### Data to use
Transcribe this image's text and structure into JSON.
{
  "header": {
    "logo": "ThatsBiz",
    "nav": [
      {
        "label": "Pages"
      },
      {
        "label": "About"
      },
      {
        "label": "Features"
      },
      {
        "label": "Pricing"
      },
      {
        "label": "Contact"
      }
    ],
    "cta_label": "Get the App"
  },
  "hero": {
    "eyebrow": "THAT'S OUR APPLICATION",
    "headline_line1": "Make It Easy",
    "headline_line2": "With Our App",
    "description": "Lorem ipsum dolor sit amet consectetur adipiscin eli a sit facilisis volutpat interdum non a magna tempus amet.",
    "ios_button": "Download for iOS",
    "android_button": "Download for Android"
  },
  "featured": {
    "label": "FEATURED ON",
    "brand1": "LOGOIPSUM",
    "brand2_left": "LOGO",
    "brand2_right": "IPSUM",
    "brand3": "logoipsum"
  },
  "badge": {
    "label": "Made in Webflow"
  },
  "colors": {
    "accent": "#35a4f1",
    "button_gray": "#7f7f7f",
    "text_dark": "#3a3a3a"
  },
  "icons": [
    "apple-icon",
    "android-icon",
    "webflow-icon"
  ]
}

### Stated goal
Each line of the material should be echoed exactly.

### Problem solution
Transcribe this image's text and structure into JSON.
{
  "header": {
    "logo": "ThatsBiz",
    "nav": [
      {
        "label": "Pages"
      },
      {
        "label": "About"
      },
      {
        "label": "Features"
      },
      {
        "label": "Pricing"
      },
      {
        "label": "Contact"
      }
    ],
    "cta_label": "Get the App"
  },
  "hero": {
    "eyebrow": "THAT'S OUR APPLICATION",
    "headline_line1": "Make It Easy",
    "headline_line2": "With Our App",
    "description": "Lorem ipsum dolor sit amet consectetur adipiscin eli a sit facilisis volutpat interdum non a magna tempus amet.",
    "ios_button": "Download for iOS",
    "android_button": "Download for Android"
  },
  "featured": {
    "label": "FEATURED ON",
    "brand1": "LOGOIPSUM",
    "brand2_left": "LOGO",
    "brand2_right": "IPSUM",
    "brand3": "logoipsum"
  },
  "badge": {
    "label": "Made in Webflow"
  },
  "colors": {
    "accent": "#35a4f1",
    "button_gray": "#7f7f7f",
    "text_dark": "#3a3a3a"
  },
  "icons": [
    "apple-icon",
    "android-icon",
    "webflow-icon"
  ]
}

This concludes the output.